> **The task**:
Extract the complete listing and output it unchanged.

> **Input records**:
# # # # #

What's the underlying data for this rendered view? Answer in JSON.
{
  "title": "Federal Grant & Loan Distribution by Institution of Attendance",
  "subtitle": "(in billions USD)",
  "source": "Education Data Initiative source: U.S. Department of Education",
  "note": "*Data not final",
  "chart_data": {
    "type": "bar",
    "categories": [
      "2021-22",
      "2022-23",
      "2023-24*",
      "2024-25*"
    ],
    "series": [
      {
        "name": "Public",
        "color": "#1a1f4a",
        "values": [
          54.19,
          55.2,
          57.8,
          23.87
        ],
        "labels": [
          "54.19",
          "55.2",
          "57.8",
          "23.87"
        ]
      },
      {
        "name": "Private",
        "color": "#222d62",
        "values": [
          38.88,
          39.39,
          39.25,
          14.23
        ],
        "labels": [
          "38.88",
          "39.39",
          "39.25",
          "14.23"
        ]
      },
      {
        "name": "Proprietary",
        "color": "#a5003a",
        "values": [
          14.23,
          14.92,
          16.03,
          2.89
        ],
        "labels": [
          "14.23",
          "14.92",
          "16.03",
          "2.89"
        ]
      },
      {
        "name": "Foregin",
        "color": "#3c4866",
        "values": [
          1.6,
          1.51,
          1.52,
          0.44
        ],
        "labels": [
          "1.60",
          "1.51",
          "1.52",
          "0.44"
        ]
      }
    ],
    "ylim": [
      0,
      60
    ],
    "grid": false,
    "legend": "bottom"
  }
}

# # # # #

> **Completed task**:
What's the underlying data for this rendered view? Answer in JSON.
{
  "title": "Federal Grant & Loan Distribution by Institution of Attendance",
  "subtitle": "(in billions USD)",
  "source": "Education Data Initiative source: U.S. Department of Education",
  "note": "*Data not final",
  "chart_data": {
    "type": "bar",
    "categories": [
      "2021-22",
      "2022-23",
      "2023-24*",
      "2024-25*"
    ],
    "series": [
      {
        "name": "Public",
        "color": "#1a1f4a",
        "values": [
          54.19,
          55.2,
          57.8,
          23.87
        ],
        "labels": [
          "54.19",
          "55.2",
          "57.8",
          "23.87"
        ]
      },
      {
        "name": "Private",
        "color": "#222d62",
        "values": [
          38.88,
          39.39,
          39.25,
          14.23
        ],
        "labels": [
          "38.88",
          "39.39",
          "39.25",
          "14.23"
        ]
      },
      {
        "name": "Proprietary",
        "color": "#a5003a",
        "values": [
          14.23,
          14.92,
          16.03,
          2.89
        ],
        "labels": [
          "14.23",
          "14.92",
          "16.03",
          "2.89"
        ]
      },
      {
        "name": "Foregin",
        "color": "#3c4866",
        "values": [
          1.6,
          1.51,
          1.52,
          0.44
        ],
        "labels": [
          "1.60",
          "1.51",
          "1.52",
          "0.44"
        ]
      }
    ],
    "ylim": [
      0,
      60
    ],
    "grid": false,
    "legend": "bottom"
  }
}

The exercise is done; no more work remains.